- Aim of the task: Only the pictures are left out: repeat the rest of the entries exactly.
--- Recorded information ---
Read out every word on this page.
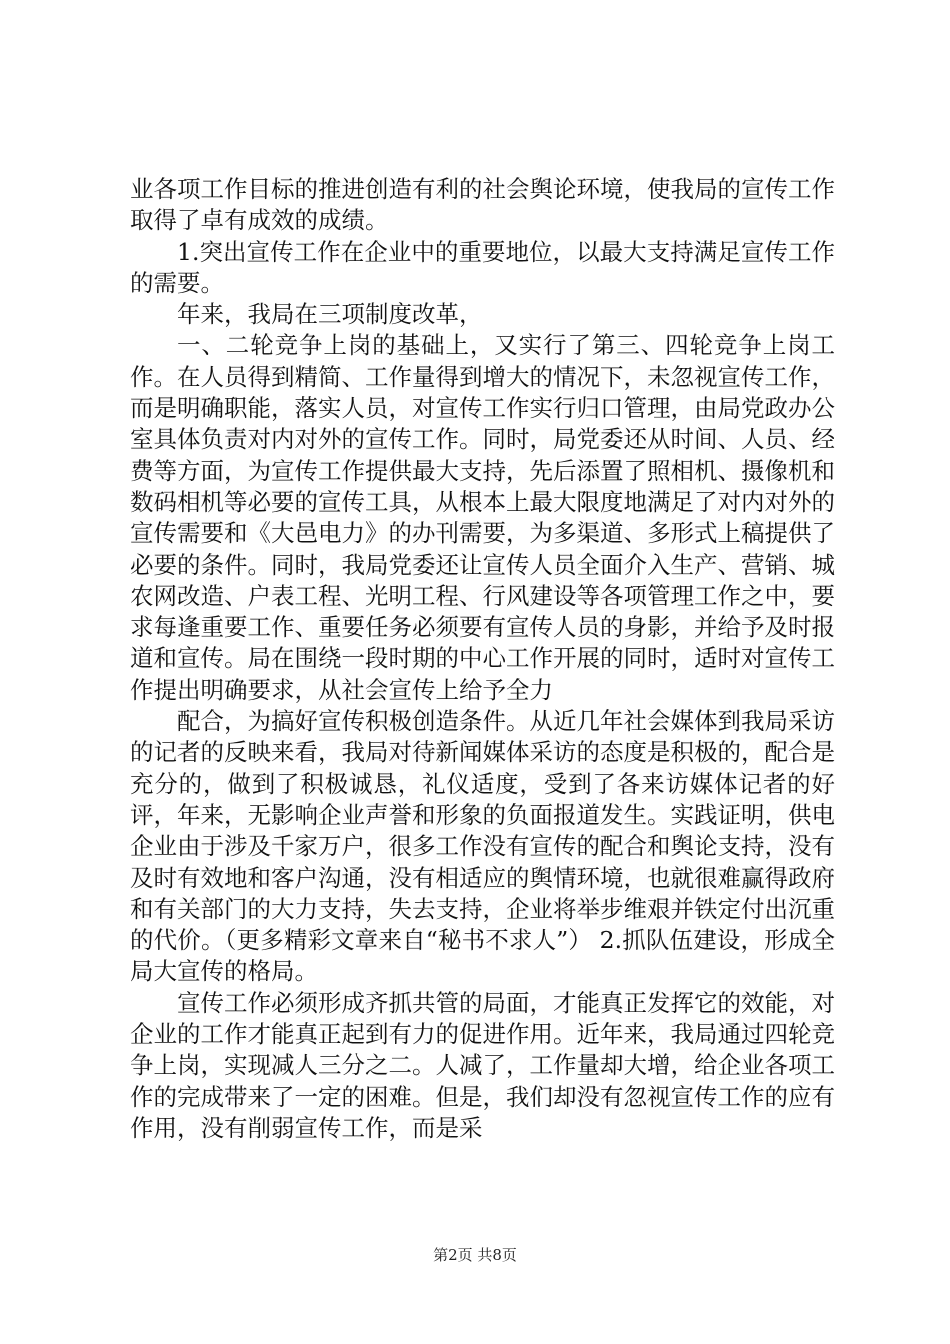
业各项工作目标的推进创造有利的社会舆论环境，使我局的宣传工作取得了卓有成效的成绩。

1.突出宣传工作在企业中的重要地位，以最大支持满足宣传工作的需要。

年来，我局在三项制度改革，

一、二轮竞争上岗的基础上，又实行了第三、四轮竞争上岗工作。在人员得到精简、工作量得到增大的情况下，未忽视宣传工作，而是明确职能，落实人员，对宣传工作实行归口管理，由局党政办公室具体负责对内对外的宣传工作。同时，局党委还从时间、人员、经费等方面，为宣传工作提供最大支持，先后添置了照相机、摄像机和数码相机等必要的宣传工具，从根本上最大限度地满足了对内对外的宣传需要和《大邑电力》的办刊需要，为多渠道、多形式上稿提供了必要的条件。同时，我局党委还让宣传人员全面介入生产、营销、城农网改造、户表工程、光明工程、行风建设等各项管理工作之中，要求每逢重要工作、重要任务必须要有宣传人员的身影，并给予及时报道和宣传。局在围绕一段时期的中心工作开展的同时，适时对宣传工作提出明确要求，从社会宣传上给予全力

配合，为搞好宣传积极创造条件。从近几年社会媒体到我局采访的记者的反映来看，我局对待新闻媒体采访的态度是积极的，配合是充分的，做到了积极诚恳，礼仪适度，受到了各来访媒体记者的好评，年来，无影响企业声誉和形象的负面报道发生。实践证明，供电企业由于涉及千家万户，很多工作没有宣传的配合和舆论支持，没有及时有效地和客户沟通，没有相适应的舆情环境，也就很难赢得政府和有关部门的大力支持，失去支持，企业将举步维艰并铁定付出沉重的代价。（更多精彩文章来自“秘书不求人”） 2.抓队伍建设，形成全局大宣传的格局。

宣传工作必须形成齐抓共管的局面，才能真正发挥它的效能，对企业的工作才能真正起到有力的促进作用。近年来，我局通过四轮竞争上岗，实现减人三分之二。人减了，工作量却大增，给企业各项工作的完成带来了一定的困难。但是，我们却没有忽视宣传工作的应有作用，没有削弱宣传工作，而是采

第2页 共8页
---
- Reply to the task:
Read out every word on this page.
业各项工作目标的推进创造有利的社会舆论环境，使我局的宣传工作取得了卓有成效的成绩。

1.突出宣传工作在企业中的重要地位，以最大支持满足宣传工作的需要。

年来，我局在三项制度改革，

一、二轮竞争上岗的基础上，又实行了第三、四轮竞争上岗工作。在人员得到精简、工作量得到增大的情况下，未忽视宣传工作，而是明确职能，落实人员，对宣传工作实行归口管理，由局党政办公室具体负责对内对外的宣传工作。同时，局党委还从时间、人员、经费等方面，为宣传工作提供最大支持，先后添置了照相机、摄像机和数码相机等必要的宣传工具，从根本上最大限度地满足了对内对外的宣传需要和《大邑电力》的办刊需要，为多渠道、多形式上稿提供了必要的条件。同时，我局党委还让宣传人员全面介入生产、营销、城农网改造、户表工程、光明工程、行风建设等各项管理工作之中，要求每逢重要工作、重要任务必须要有宣传人员的身影，并给予及时报道和宣传。局在围绕一段时期的中心工作开展的同时，适时对宣传工作提出明确要求，从社会宣传上给予全力

配合，为搞好宣传积极创造条件。从近几年社会媒体到我局采访的记者的反映来看，我局对待新闻媒体采访的态度是积极的，配合是充分的，做到了积极诚恳，礼仪适度，受到了各来访媒体记者的好评，年来，无影响企业声誉和形象的负面报道发生。实践证明，供电企业由于涉及千家万户，很多工作没有宣传的配合和舆论支持，没有及时有效地和客户沟通，没有相适应的舆情环境，也就很难赢得政府和有关部门的大力支持，失去支持，企业将举步维艰并铁定付出沉重的代价。（更多精彩文章来自“秘书不求人”） 2.抓队伍建设，形成全局大宣传的格局。

宣传工作必须形成齐抓共管的局面，才能真正发挥它的效能，对企业的工作才能真正起到有力的促进作用。近年来，我局通过四轮竞争上岗，实现减人三分之二。人减了，工作量却大增，给企业各项工作的完成带来了一定的困难。但是，我们却没有忽视宣传工作的应有作用，没有削弱宣传工作，而是采

第2页 共8页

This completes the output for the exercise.